What to work on: Would you write out the listing verbatim and skip every picture in it?
□ □ □ □
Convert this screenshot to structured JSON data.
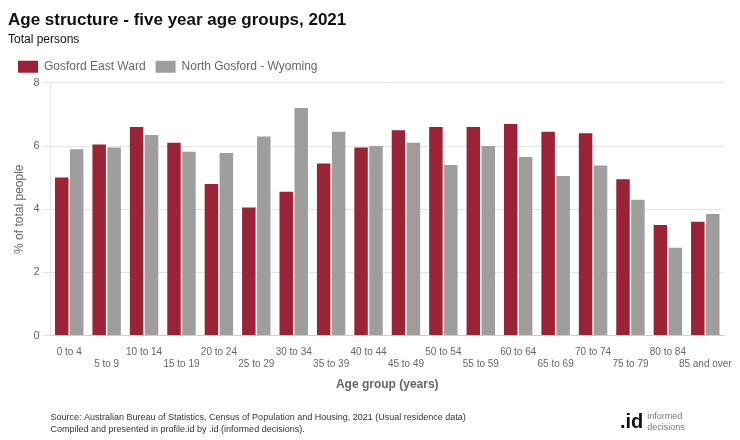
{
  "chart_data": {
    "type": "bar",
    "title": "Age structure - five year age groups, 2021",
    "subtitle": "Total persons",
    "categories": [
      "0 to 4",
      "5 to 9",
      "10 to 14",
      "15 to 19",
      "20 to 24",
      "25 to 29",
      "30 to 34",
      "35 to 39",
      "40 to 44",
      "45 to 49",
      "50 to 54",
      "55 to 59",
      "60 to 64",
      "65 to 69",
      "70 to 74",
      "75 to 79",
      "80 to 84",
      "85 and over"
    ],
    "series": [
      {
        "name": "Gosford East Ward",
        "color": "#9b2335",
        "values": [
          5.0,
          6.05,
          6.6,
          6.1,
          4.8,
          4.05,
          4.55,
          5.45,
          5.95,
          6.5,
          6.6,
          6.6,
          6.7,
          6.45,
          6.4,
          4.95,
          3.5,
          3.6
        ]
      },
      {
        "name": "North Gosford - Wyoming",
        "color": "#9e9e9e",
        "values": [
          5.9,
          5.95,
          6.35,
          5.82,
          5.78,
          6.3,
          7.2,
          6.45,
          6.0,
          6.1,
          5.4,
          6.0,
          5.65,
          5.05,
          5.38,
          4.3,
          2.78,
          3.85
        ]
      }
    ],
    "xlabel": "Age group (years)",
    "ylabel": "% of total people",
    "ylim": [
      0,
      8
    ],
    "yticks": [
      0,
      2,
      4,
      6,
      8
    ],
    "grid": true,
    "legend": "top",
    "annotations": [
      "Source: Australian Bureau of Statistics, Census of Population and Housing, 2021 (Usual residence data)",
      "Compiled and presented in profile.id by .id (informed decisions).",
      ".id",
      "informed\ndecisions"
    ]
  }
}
□ □ □ □
Expected answer:
Convert this screenshot to structured JSON data.
{
  "chart_data": {
    "type": "bar",
    "title": "Age structure - five year age groups, 2021",
    "subtitle": "Total persons",
    "categories": [
      "0 to 4",
      "5 to 9",
      "10 to 14",
      "15 to 19",
      "20 to 24",
      "25 to 29",
      "30 to 34",
      "35 to 39",
      "40 to 44",
      "45 to 49",
      "50 to 54",
      "55 to 59",
      "60 to 64",
      "65 to 69",
      "70 to 74",
      "75 to 79",
      "80 to 84",
      "85 and over"
    ],
    "series": [
      {
        "name": "Gosford East Ward",
        "color": "#9b2335",
        "values": [
          5.0,
          6.05,
          6.6,
          6.1,
          4.8,
          4.05,
          4.55,
          5.45,
          5.95,
          6.5,
          6.6,
          6.6,
          6.7,
          6.45,
          6.4,
          4.95,
          3.5,
          3.6
        ]
      },
      {
        "name": "North Gosford - Wyoming",
        "color": "#9e9e9e",
        "values": [
          5.9,
          5.95,
          6.35,
          5.82,
          5.78,
          6.3,
          7.2,
          6.45,
          6.0,
          6.1,
          5.4,
          6.0,
          5.65,
          5.05,
          5.38,
          4.3,
          2.78,
          3.85
        ]
      }
    ],
    "xlabel": "Age group (years)",
    "ylabel": "% of total people",
    "ylim": [
      0,
      8
    ],
    "yticks": [
      0,
      2,
      4,
      6,
      8
    ],
    "grid": true,
    "legend": "top",
    "annotations": [
      "Source: Australian Bureau of Statistics, Census of Population and Housing, 2021 (Usual residence data)",
      "Compiled and presented in profile.id by .id (informed decisions).",
      ".id",
      "informed\ndecisions"
    ]
  }
}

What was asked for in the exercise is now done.